-- Task details --
Retype all of the data exactly as given.
== Dataset excerpts ==
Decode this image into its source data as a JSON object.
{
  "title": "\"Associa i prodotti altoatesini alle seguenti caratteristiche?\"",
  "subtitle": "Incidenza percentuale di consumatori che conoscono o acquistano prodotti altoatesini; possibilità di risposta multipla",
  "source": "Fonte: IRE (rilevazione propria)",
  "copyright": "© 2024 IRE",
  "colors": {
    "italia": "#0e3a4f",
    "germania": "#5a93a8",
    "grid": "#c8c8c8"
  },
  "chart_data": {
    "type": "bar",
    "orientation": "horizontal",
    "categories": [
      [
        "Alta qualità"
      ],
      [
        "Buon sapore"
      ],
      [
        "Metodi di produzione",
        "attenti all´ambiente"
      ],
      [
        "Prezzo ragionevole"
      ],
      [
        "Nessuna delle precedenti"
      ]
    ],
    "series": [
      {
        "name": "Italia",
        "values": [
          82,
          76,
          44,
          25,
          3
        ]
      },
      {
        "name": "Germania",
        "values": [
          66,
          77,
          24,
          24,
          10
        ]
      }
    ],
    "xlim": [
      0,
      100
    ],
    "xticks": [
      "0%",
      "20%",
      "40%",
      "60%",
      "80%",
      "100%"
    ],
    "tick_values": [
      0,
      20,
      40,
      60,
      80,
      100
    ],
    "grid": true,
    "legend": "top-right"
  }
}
===
-- Written solution --
Decode this image into its source data as a JSON object.
{
  "title": "\"Associa i prodotti altoatesini alle seguenti caratteristiche?\"",
  "subtitle": "Incidenza percentuale di consumatori che conoscono o acquistano prodotti altoatesini; possibilità di risposta multipla",
  "source": "Fonte: IRE (rilevazione propria)",
  "copyright": "© 2024 IRE",
  "colors": {
    "italia": "#0e3a4f",
    "germania": "#5a93a8",
    "grid": "#c8c8c8"
  },
  "chart_data": {
    "type": "bar",
    "orientation": "horizontal",
    "categories": [
      [
        "Alta qualità"
      ],
      [
        "Buon sapore"
      ],
      [
        "Metodi di produzione",
        "attenti all´ambiente"
      ],
      [
        "Prezzo ragionevole"
      ],
      [
        "Nessuna delle precedenti"
      ]
    ],
    "series": [
      {
        "name": "Italia",
        "values": [
          82,
          76,
          44,
          25,
          3
        ]
      },
      {
        "name": "Germania",
        "values": [
          66,
          77,
          24,
          24,
          10
        ]
      }
    ],
    "xlim": [
      0,
      100
    ],
    "xticks": [
      "0%",
      "20%",
      "40%",
      "60%",
      "80%",
      "100%"
    ],
    "tick_values": [
      0,
      20,
      40,
      60,
      80,
      100
    ],
    "grid": true,
    "legend": "top-right"
  }
}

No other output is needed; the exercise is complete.